== Work to do ==
Below is a block of records. Copy every line in it that contains the word "this".

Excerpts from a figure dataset
☆ ☆ ☆
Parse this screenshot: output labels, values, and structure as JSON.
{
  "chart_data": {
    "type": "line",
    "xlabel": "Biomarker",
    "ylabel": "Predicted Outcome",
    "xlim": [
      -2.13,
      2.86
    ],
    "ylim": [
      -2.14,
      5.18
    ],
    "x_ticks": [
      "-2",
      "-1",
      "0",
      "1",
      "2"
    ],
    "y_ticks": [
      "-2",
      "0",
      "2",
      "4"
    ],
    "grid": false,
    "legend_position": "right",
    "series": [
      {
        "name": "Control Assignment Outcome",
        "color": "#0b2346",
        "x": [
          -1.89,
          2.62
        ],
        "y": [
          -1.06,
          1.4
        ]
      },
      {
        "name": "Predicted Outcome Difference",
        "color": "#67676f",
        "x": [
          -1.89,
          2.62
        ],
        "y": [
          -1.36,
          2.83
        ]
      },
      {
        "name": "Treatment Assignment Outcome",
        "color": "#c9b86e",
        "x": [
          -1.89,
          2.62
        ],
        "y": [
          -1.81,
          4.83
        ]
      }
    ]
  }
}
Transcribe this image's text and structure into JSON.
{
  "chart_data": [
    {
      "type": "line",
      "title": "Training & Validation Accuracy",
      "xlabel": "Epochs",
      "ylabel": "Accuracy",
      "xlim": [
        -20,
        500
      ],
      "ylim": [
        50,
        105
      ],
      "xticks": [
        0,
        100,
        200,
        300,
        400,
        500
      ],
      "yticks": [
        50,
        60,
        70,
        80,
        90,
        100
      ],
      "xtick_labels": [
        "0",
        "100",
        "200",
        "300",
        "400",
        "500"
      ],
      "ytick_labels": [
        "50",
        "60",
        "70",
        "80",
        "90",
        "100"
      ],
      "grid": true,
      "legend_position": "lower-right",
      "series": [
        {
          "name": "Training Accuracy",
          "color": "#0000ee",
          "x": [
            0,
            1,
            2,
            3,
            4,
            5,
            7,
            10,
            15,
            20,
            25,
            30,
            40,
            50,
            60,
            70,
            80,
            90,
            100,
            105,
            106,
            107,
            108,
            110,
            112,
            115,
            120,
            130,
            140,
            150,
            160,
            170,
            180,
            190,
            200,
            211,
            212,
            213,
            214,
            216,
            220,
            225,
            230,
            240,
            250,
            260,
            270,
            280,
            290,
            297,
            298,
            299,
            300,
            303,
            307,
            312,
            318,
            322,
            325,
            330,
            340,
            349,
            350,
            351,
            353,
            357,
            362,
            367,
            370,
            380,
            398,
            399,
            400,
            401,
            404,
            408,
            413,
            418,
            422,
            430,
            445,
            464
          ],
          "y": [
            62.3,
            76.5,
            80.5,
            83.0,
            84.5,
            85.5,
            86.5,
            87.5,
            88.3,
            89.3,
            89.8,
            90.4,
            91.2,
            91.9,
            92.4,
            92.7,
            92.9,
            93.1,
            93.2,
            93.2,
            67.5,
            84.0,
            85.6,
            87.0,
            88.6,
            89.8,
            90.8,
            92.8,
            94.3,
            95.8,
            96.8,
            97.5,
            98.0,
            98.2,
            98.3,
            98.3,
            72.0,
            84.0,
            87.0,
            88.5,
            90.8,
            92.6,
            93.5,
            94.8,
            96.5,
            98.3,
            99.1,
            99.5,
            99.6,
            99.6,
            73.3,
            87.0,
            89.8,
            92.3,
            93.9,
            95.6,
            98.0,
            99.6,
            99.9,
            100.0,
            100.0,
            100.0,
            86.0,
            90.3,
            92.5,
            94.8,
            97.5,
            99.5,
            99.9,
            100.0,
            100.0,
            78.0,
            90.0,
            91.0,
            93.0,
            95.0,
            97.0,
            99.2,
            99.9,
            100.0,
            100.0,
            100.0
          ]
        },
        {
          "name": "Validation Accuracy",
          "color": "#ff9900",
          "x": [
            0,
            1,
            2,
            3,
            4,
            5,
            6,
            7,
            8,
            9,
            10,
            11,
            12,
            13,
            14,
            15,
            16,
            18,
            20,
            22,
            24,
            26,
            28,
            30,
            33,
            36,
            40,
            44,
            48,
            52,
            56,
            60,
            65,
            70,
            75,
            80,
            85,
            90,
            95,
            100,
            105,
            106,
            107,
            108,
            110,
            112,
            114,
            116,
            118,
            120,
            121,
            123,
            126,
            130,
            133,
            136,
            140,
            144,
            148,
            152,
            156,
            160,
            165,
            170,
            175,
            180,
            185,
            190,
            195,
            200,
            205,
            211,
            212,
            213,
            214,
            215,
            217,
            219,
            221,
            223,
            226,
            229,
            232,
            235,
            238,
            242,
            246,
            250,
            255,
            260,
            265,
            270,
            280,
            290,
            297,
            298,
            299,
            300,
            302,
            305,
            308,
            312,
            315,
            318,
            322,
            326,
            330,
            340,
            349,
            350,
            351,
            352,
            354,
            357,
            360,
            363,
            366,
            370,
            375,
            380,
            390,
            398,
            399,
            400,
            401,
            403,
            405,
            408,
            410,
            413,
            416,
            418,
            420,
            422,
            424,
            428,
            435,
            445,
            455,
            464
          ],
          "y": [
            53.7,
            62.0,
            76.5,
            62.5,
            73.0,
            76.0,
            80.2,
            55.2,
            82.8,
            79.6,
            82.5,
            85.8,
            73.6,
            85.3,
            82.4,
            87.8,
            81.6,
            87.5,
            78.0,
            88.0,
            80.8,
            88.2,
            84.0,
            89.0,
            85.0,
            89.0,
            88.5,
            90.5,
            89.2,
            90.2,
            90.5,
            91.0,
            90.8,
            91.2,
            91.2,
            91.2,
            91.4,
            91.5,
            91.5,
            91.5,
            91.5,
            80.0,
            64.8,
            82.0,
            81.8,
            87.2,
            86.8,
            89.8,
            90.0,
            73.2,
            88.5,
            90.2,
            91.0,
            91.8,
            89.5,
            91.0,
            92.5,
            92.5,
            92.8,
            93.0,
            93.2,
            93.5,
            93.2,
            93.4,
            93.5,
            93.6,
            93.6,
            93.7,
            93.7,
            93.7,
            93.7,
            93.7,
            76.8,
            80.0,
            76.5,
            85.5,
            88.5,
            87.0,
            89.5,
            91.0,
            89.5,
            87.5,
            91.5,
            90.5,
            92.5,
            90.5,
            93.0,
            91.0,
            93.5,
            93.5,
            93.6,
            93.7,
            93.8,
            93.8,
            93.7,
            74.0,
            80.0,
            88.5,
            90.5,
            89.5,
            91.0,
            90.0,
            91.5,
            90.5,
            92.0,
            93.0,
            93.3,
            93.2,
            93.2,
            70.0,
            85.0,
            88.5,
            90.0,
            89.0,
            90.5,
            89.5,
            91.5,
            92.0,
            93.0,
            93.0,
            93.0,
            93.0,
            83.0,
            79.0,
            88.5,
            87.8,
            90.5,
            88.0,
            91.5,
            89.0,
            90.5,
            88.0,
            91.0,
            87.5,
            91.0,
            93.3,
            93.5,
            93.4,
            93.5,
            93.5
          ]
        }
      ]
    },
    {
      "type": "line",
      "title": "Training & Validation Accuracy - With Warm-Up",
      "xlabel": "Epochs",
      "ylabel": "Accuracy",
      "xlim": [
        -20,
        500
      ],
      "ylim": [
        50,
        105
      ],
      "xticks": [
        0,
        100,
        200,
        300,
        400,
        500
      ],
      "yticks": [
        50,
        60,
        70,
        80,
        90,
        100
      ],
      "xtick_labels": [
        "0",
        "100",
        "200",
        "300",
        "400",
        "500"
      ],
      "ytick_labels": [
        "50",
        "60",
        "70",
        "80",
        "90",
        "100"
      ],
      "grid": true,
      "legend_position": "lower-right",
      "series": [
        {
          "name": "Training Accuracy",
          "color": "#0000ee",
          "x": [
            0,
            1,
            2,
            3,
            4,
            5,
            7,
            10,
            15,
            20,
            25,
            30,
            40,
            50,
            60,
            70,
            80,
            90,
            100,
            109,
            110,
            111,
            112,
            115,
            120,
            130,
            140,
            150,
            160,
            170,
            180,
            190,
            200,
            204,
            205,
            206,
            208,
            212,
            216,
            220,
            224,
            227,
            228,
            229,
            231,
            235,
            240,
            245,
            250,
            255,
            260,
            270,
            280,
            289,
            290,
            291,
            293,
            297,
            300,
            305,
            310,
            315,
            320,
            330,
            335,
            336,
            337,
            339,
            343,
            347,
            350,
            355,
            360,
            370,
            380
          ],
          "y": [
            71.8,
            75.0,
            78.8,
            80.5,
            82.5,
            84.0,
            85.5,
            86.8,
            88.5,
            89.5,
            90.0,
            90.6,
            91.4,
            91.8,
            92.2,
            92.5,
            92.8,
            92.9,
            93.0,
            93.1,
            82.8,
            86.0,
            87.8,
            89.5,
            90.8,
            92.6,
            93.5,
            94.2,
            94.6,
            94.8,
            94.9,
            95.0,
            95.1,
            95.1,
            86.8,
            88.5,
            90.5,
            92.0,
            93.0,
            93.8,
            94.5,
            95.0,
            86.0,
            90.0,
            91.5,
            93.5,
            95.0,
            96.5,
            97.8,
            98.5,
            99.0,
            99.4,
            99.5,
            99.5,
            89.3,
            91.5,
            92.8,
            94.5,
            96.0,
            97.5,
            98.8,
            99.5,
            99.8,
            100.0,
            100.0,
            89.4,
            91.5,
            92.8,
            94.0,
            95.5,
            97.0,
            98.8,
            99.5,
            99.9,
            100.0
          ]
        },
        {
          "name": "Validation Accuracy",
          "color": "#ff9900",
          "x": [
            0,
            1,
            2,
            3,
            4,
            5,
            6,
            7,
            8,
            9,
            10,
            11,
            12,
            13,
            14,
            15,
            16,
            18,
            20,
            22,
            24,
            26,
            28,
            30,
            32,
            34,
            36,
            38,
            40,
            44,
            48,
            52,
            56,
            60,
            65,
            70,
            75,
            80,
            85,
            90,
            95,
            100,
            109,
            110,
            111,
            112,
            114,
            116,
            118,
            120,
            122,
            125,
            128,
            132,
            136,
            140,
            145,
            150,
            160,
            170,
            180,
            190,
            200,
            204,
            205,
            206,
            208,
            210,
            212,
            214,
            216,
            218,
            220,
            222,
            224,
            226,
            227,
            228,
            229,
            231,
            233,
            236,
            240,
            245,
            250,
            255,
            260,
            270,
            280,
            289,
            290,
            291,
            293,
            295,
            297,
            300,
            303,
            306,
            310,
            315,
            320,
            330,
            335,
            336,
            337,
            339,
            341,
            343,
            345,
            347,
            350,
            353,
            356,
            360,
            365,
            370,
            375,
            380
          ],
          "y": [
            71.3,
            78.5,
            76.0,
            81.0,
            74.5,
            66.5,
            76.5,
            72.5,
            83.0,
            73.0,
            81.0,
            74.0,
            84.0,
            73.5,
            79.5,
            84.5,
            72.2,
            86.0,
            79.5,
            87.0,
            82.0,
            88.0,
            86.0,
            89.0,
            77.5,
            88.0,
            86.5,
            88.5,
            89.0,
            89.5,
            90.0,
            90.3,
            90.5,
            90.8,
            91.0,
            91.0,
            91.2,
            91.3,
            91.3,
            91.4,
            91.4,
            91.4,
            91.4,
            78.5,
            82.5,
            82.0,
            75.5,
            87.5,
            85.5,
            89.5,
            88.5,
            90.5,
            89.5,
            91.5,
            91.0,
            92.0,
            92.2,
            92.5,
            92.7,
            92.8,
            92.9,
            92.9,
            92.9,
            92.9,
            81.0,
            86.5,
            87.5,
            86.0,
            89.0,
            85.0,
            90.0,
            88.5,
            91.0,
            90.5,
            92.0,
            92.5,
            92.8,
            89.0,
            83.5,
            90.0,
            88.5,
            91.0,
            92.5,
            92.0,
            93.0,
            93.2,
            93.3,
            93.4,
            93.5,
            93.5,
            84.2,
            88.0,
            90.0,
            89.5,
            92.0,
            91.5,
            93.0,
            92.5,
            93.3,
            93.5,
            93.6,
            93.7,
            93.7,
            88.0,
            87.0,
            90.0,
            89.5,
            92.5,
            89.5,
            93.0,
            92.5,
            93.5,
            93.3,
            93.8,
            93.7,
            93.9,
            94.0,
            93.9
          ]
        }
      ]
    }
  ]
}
☆ ☆ ☆
== Response ==
Parse this screenshot: output labels, values, and structure as JSON.
Transcribe this image's text and structure into JSON.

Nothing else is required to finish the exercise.